*Direction*
Go through the entries below and pick out every line with "清明上河图".

[START OF Data]

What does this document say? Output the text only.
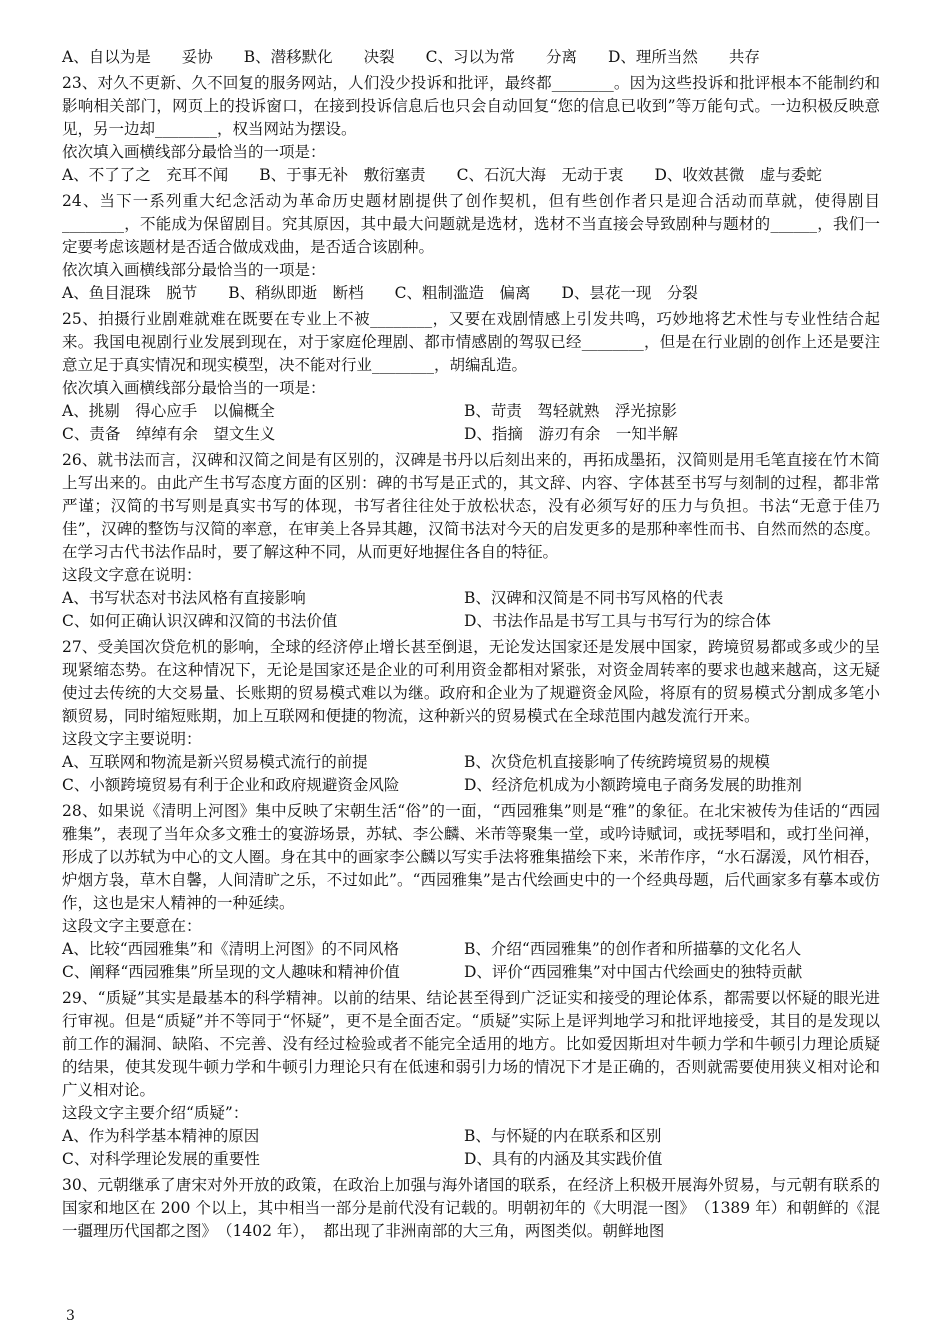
A、自以为是　　妥协　　B、潜移默化　　决裂　　C、习以为常　　分离　　D、理所当然　　共存

23、对久不更新、久不回复的服务网站，人们没少投诉和批评，最终都________。因为这些投诉和批评根本不能制约和影响相关部门，网页上的投诉窗口，在接到投诉信息后也只会自动回复“您的信息已收到”等万能句式。一边积极反映意见，另一边却________，权当网站为摆设。

依次填入画横线部分最恰当的一项是：

A、不了了之　充耳不闻　　B、于事无补　敷衍塞责　　C、石沉大海　无动于衷　　D、收效甚微　虚与委蛇

24、当下一系列重大纪念活动为革命历史题材剧提供了创作契机，但有些创作者只是迎合活动而草就，使得剧目________，不能成为保留剧目。究其原因，其中最大问题就是选材，选材不当直接会导致剧种与题材的______，我们一定要考虑该题材是否适合做成戏曲，是否适合该剧种。

依次填入画横线部分最恰当的一项是：

A、鱼目混珠　脱节　　B、稍纵即逝　断档　　C、粗制滥造　偏离　　D、昙花一现　分裂

25、拍摄行业剧难就难在既要在专业上不被________，又要在戏剧情感上引发共鸣，巧妙地将艺术性与专业性结合起来。我国电视剧行业发展到现在，对于家庭伦理剧、都市情感剧的驾驭已经________，但是在行业剧的创作上还是要注意立足于真实情况和现实模型，决不能对行业________，胡编乱造。

依次填入画横线部分最恰当的一项是：

A、挑剔　得心应手　以偏概全	B、苛责　驾轻就熟　浮光掠影
C、责备　绰绰有余　望文生义	D、指摘　游刃有余　一知半解

26、就书法而言，汉碑和汉简之间是有区别的，汉碑是书丹以后刻出来的，再拓成墨拓，汉简则是用毛笔直接在竹木简上写出来的。由此产生书写态度方面的区别：碑的书写是正式的，其文辞、内容、字体甚至书写与刻制的过程，都非常严谨；汉简的书写则是真实书写的体现，书写者往往处于放松状态，没有必须写好的压力与负担。书法“无意于佳乃佳”，汉碑的整饬与汉简的率意，在审美上各异其趣，汉简书法对今天的启发更多的是那种率性而书、自然而然的态度。在学习古代书法作品时，要了解这种不同，从而更好地握住各自的特征。

这段文字意在说明：

A、书写状态对书法风格有直接影响	B、汉碑和汉简是不同书写风格的代表
C、如何正确认识汉碑和汉简的书法价值	D、书法作品是书写工具与书写行为的综合体

27、受美国次贷危机的影响，全球的经济停止增长甚至倒退，无论发达国家还是发展中国家，跨境贸易都或多或少的呈现紧缩态势。在这种情况下，无论是国家还是企业的可利用资金都相对紧张，对资金周转率的要求也越来越高，这无疑使过去传统的大交易量、长账期的贸易模式难以为继。政府和企业为了规避资金风险，将原有的贸易模式分割成多笔小额贸易，同时缩短账期，加上互联网和便捷的物流，这种新兴的贸易模式在全球范围内越发流行开来。

这段文字主要说明：

A、互联网和物流是新兴贸易模式流行的前提	B、次贷危机直接影响了传统跨境贸易的规模
C、小额跨境贸易有利于企业和政府规避资金风险	D、经济危机成为小额跨境电子商务发展的助推剂

28、如果说《清明上河图》集中反映了宋朝生活“俗”的一面，“西园雅集”则是“雅”的象征。在北宋被传为佳话的“西园雅集”，表现了当年众多文雅士的宴游场景，苏轼、李公麟、米芾等聚集一堂，或吟诗赋词，或抚琴唱和，或打坐问禅，形成了以苏轼为中心的文人圈。身在其中的画家李公麟以写实手法将雅集描绘下来，米芾作序，“水石潺湲，风竹相吞，炉烟方袅，草木自馨，人间清旷之乐，不过如此”。“西园雅集”是古代绘画史中的一个经典母题，后代画家多有摹本或仿作，这也是宋人精神的一种延续。

这段文字主要意在：

A、比较“西园雅集”和《清明上河图》的不同风格	B、介绍“西园雅集”的创作者和所描摹的文化名人
C、阐释“西园雅集”所呈现的文人趣味和精神价值	D、评价“西园雅集”对中国古代绘画史的独特贡献

29、“质疑”其实是最基本的科学精神。以前的结果、结论甚至得到广泛证实和接受的理论体系，都需要以怀疑的眼光进行审视。但是“质疑”并不等同于“怀疑”，更不是全面否定。“质疑”实际上是评判地学习和批评地接受，其目的是发现以前工作的漏洞、缺陷、不完善、没有经过检验或者不能完全适用的地方。比如爱因斯坦对牛顿力学和牛顿引力理论质疑的结果，使其发现牛顿力学和牛顿引力理论只有在低速和弱引力场的情况下才是正确的，否则就需要使用狭义相对论和广义相对论。

这段文字主要介绍“质疑”：

A、作为科学基本精神的原因	B、与怀疑的内在联系和区别
C、对科学理论发展的重要性	D、具有的内涵及其实践价值

30、元朝继承了唐宋对外开放的政策，在政治上加强与海外诸国的联系，在经济上积极开展海外贸易，与元朝有联系的国家和地区在 200 个以上，其中相当一部分是前代没有记载的。明朝初年的《大明混一图》　（1389 年）和朝鲜的《混一疆理历代国都之图》　（1402 年），　都出现了非洲南部的大三角，两图类似。朝鲜地图

3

[END OF Data]

*Written solution*
28、如果说《清明上河图》集中反映了宋朝生活“俗”的一面，“西园雅集”则是“雅”的象征。在北宋被传为佳话的“西园雅集”，表现了当年众多文雅士的宴游场景，苏轼、李公麟、米芾等聚集一堂，或吟诗赋词，或抚琴唱和，或打坐问禅，形成了以苏轼为中心的文人圈。身在其中的画家李公麟以写实手法将雅集描绘下来，米芾作序，“水石潺湲，风竹相吞，炉烟方袅，草木自馨，人间清旷之乐，不过如此”。“西园雅集”是古代绘画史中的一个经典母题，后代画家多有摹本或仿作，这也是宋人精神的一种延续。
A、比较“西园雅集”和《清明上河图》的不同风格	B、介绍“西园雅集”的创作者和所描摹的文化名人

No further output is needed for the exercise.